> [Task directions]:
Copy down every line where the string "ylabel" shows up.
>>>
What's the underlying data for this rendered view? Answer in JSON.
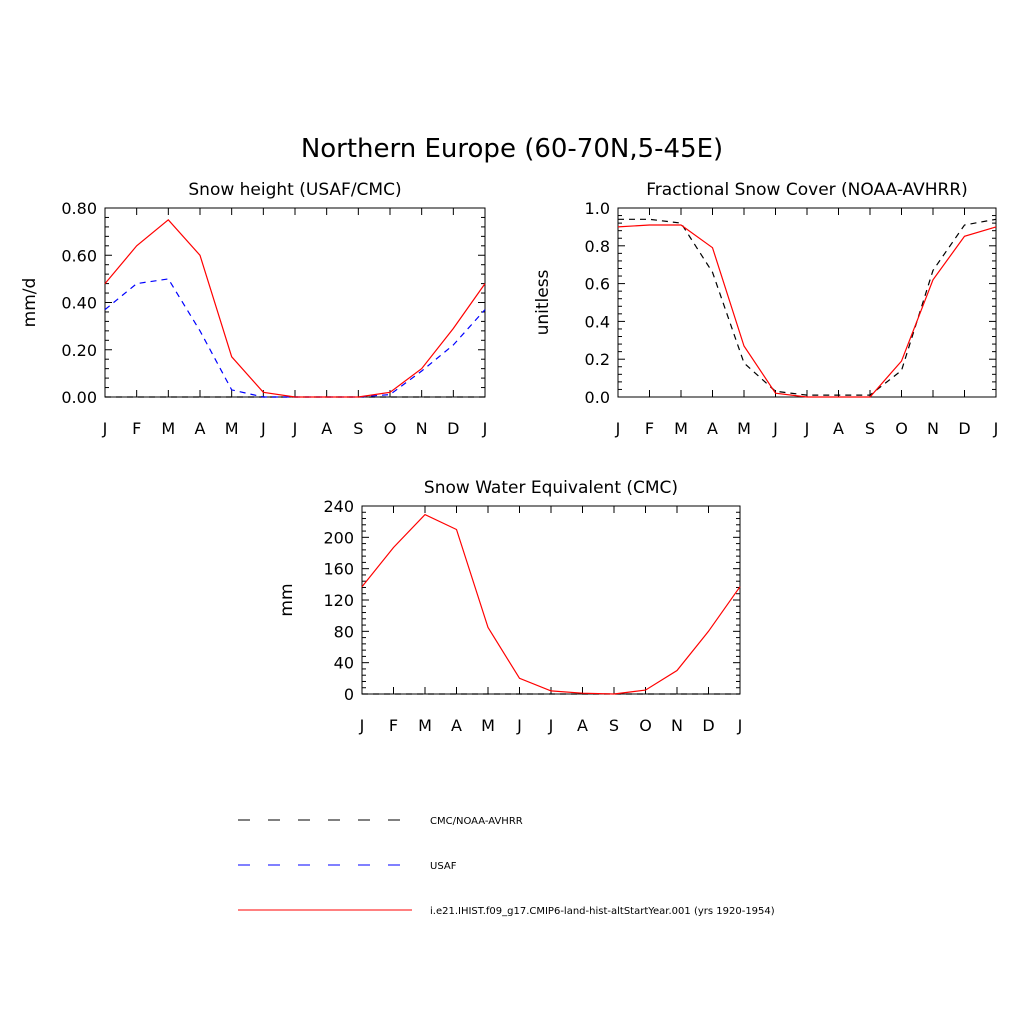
{
  "title": "Northern Europe (60-70N,5-45E)",
  "colors": {
    "model": "#ff0000",
    "obs": "#000000",
    "usaf": "#0000ff"
  },
  "chart_data": [
    {
      "type": "line",
      "title": "Snow height (USAF/CMC)",
      "ylabel": "mm/d",
      "xlabel": "",
      "categories": [
        "J",
        "F",
        "M",
        "A",
        "M",
        "J",
        "J",
        "A",
        "S",
        "O",
        "N",
        "D",
        "J"
      ],
      "ylim": [
        0,
        0.8
      ],
      "yticks": [
        "0.00",
        "0.20",
        "0.40",
        "0.60",
        "0.80"
      ],
      "series": [
        {
          "name": "CMC/NOAA-AVHRR",
          "values": [
            0,
            0,
            0,
            0,
            0,
            0,
            0,
            0,
            0,
            0,
            0,
            0,
            0
          ]
        },
        {
          "name": "USAF",
          "values": [
            0.37,
            0.48,
            0.5,
            0.28,
            0.03,
            0.0,
            0.0,
            0.0,
            0.0,
            0.01,
            0.11,
            0.22,
            0.37
          ]
        },
        {
          "name": "i.e21.IHIST.f09_g17.CMIP6-land-hist-altStartYear.001 (yrs 1920-1954)",
          "values": [
            0.48,
            0.64,
            0.75,
            0.6,
            0.17,
            0.02,
            0.0,
            0.0,
            0.0,
            0.02,
            0.12,
            0.29,
            0.48
          ]
        }
      ]
    },
    {
      "type": "line",
      "title": "Fractional Snow Cover (NOAA-AVHRR)",
      "ylabel": "unitless",
      "xlabel": "",
      "categories": [
        "J",
        "F",
        "M",
        "A",
        "M",
        "J",
        "J",
        "A",
        "S",
        "O",
        "N",
        "D",
        "J"
      ],
      "ylim": [
        0,
        1.0
      ],
      "yticks": [
        "0.0",
        "0.2",
        "0.4",
        "0.6",
        "0.8",
        "1.0"
      ],
      "series": [
        {
          "name": "CMC/NOAA-AVHRR",
          "values": [
            0.94,
            0.94,
            0.92,
            0.66,
            0.18,
            0.03,
            0.01,
            0.01,
            0.01,
            0.14,
            0.67,
            0.91,
            0.94
          ]
        },
        {
          "name": "i.e21.IHIST.f09_g17.CMIP6-land-hist-altStartYear.001 (yrs 1920-1954)",
          "values": [
            0.9,
            0.91,
            0.91,
            0.79,
            0.27,
            0.02,
            0.0,
            0.0,
            0.0,
            0.19,
            0.62,
            0.85,
            0.9
          ]
        }
      ]
    },
    {
      "type": "line",
      "title": "Snow Water Equivalent (CMC)",
      "ylabel": "mm",
      "xlabel": "",
      "categories": [
        "J",
        "F",
        "M",
        "A",
        "M",
        "J",
        "J",
        "A",
        "S",
        "O",
        "N",
        "D",
        "J"
      ],
      "ylim": [
        0,
        240
      ],
      "yticks": [
        "0",
        "40",
        "80",
        "120",
        "160",
        "200",
        "240"
      ],
      "series": [
        {
          "name": "CMC/NOAA-AVHRR",
          "values": [
            0,
            0,
            0,
            0,
            0,
            0,
            0,
            0,
            0,
            0,
            0,
            0,
            0
          ]
        },
        {
          "name": "i.e21.IHIST.f09_g17.CMIP6-land-hist-altStartYear.001 (yrs 1920-1954)",
          "values": [
            137,
            187,
            229,
            210,
            85,
            20,
            4,
            1,
            0,
            5,
            30,
            80,
            137
          ]
        }
      ]
    }
  ],
  "legend": [
    {
      "label": "CMC/NOAA-AVHRR",
      "style": "dashed",
      "color": "#000000"
    },
    {
      "label": "USAF",
      "style": "dashed",
      "color": "#0000ff"
    },
    {
      "label": "i.e21.IHIST.f09_g17.CMIP6-land-hist-altStartYear.001 (yrs 1920-1954)",
      "style": "solid",
      "color": "#ff0000"
    }
  ]
}
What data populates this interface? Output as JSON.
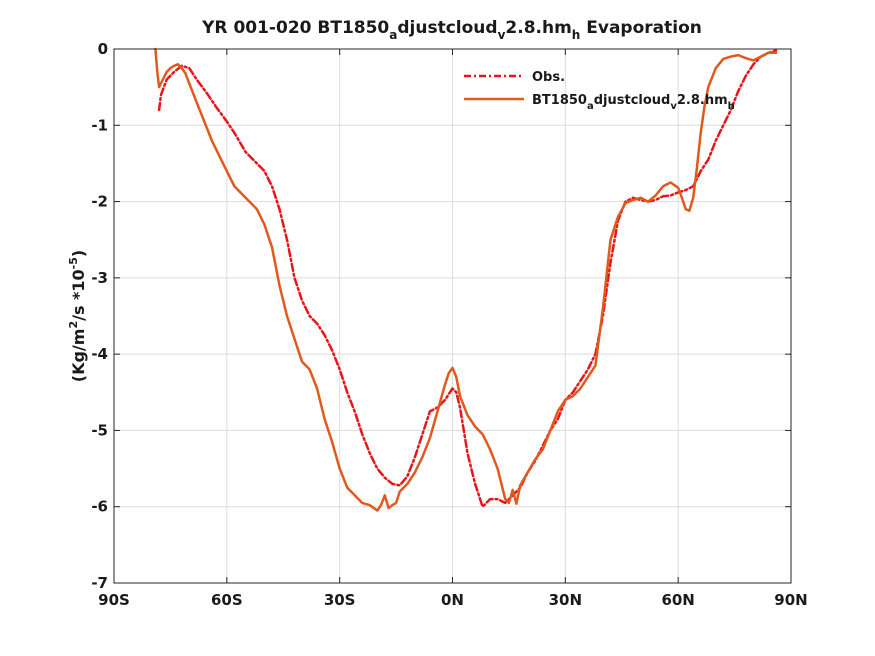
<<<
> [Answer below]:
      "ylabel": "mm/d",
      "ylabel": "unitless",
      "ylabel": "mm",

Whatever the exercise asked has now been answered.